··· Data for this task

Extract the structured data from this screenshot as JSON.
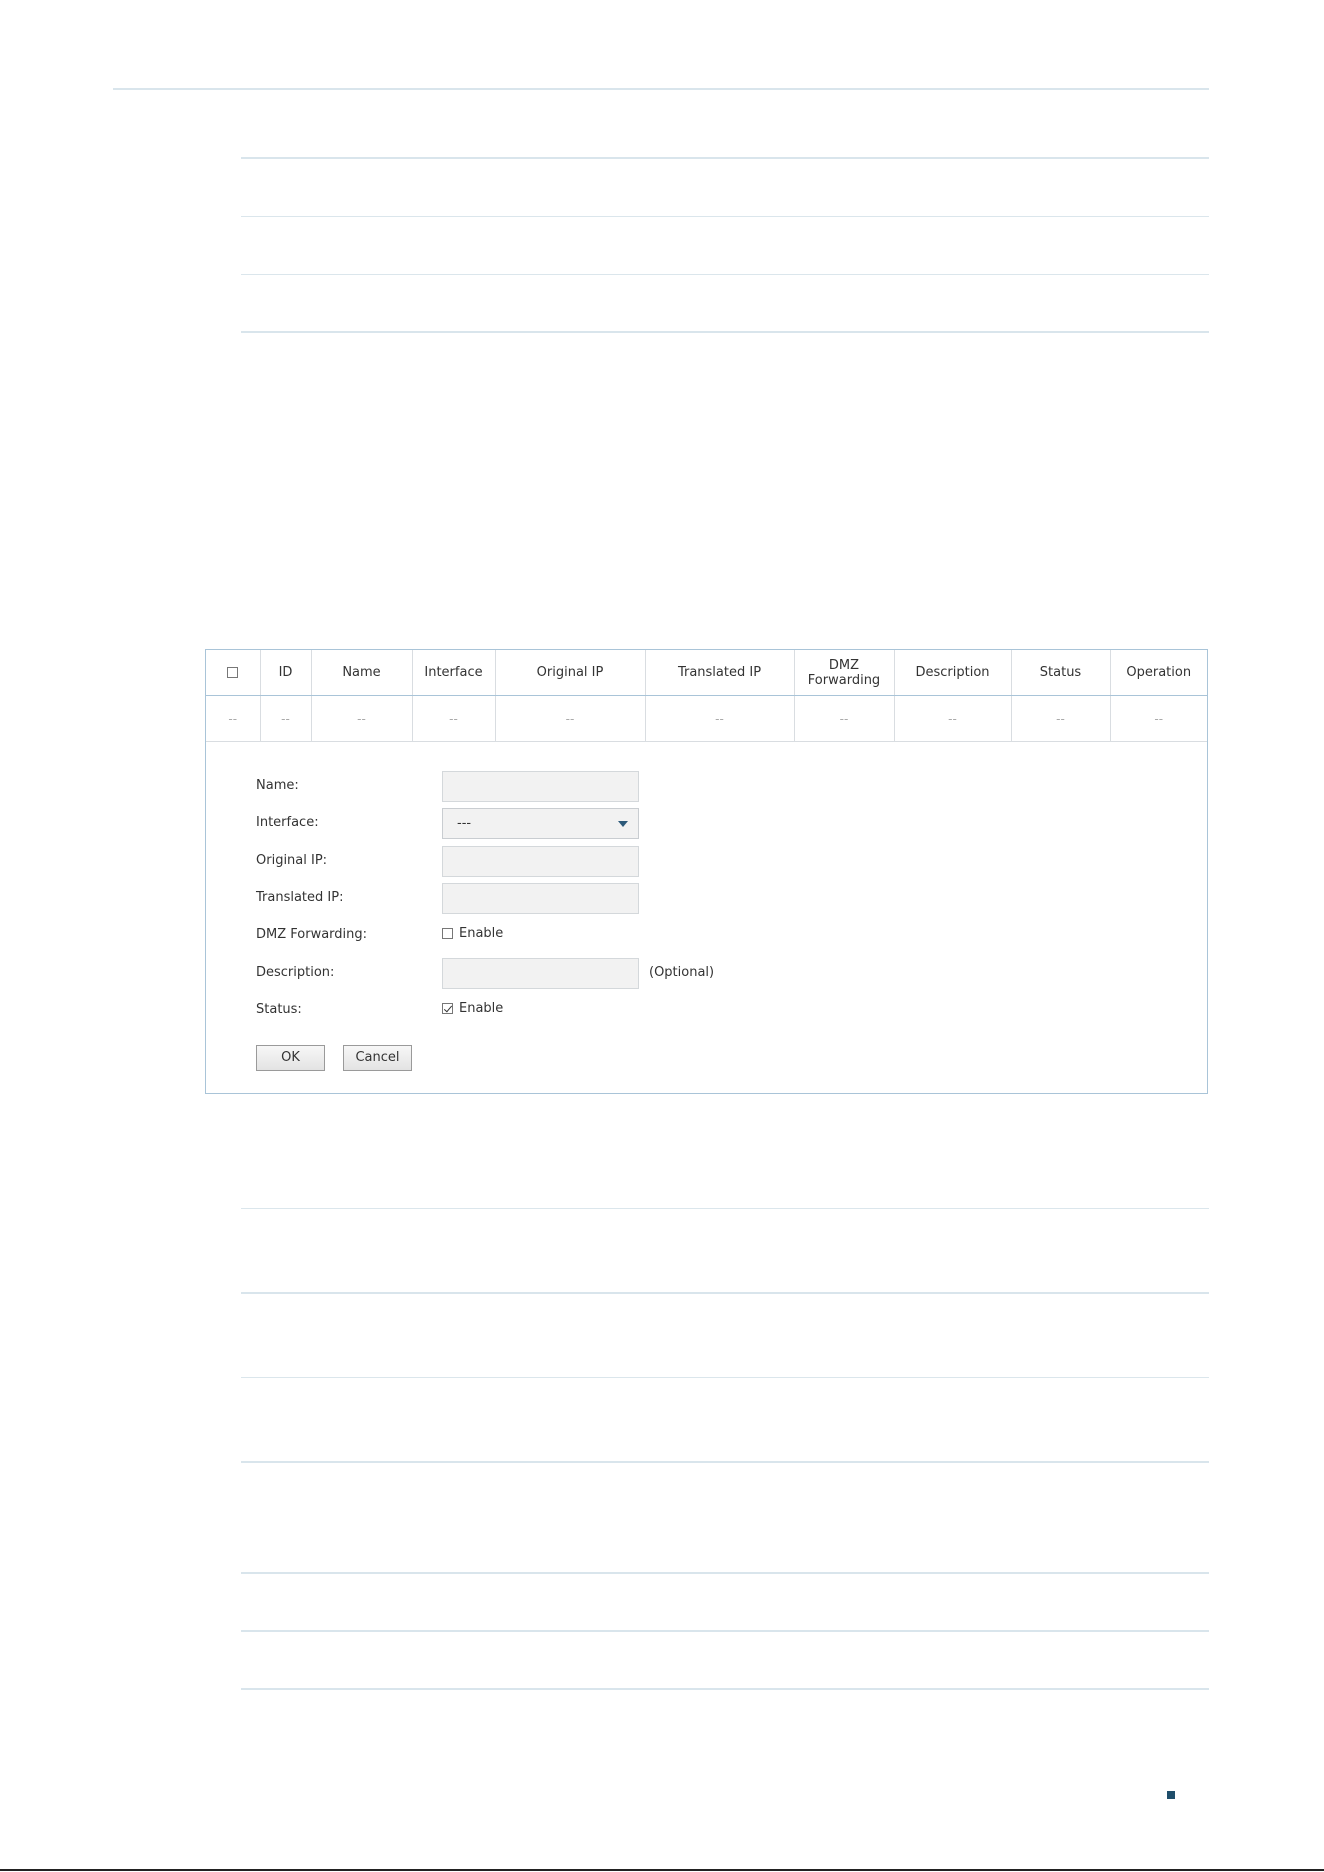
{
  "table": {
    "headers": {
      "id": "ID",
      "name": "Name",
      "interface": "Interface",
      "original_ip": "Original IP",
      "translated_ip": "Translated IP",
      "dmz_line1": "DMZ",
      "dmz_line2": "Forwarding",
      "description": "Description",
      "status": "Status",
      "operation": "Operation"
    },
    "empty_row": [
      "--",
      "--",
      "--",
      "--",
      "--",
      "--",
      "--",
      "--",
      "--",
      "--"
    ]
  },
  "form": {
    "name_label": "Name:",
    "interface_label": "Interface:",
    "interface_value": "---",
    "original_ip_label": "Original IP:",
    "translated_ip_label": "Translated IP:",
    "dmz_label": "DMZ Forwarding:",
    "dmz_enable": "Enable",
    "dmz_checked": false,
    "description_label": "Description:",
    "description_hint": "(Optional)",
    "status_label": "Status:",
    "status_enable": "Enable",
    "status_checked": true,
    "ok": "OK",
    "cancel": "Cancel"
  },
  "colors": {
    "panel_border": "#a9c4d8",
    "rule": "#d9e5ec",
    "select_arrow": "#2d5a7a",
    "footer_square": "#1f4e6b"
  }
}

······

Only lines that contain the word "Translated" are wanted; copy each of them.

      "translated_ip": "Translated IP",
    "translated_ip_label": "Translated IP:",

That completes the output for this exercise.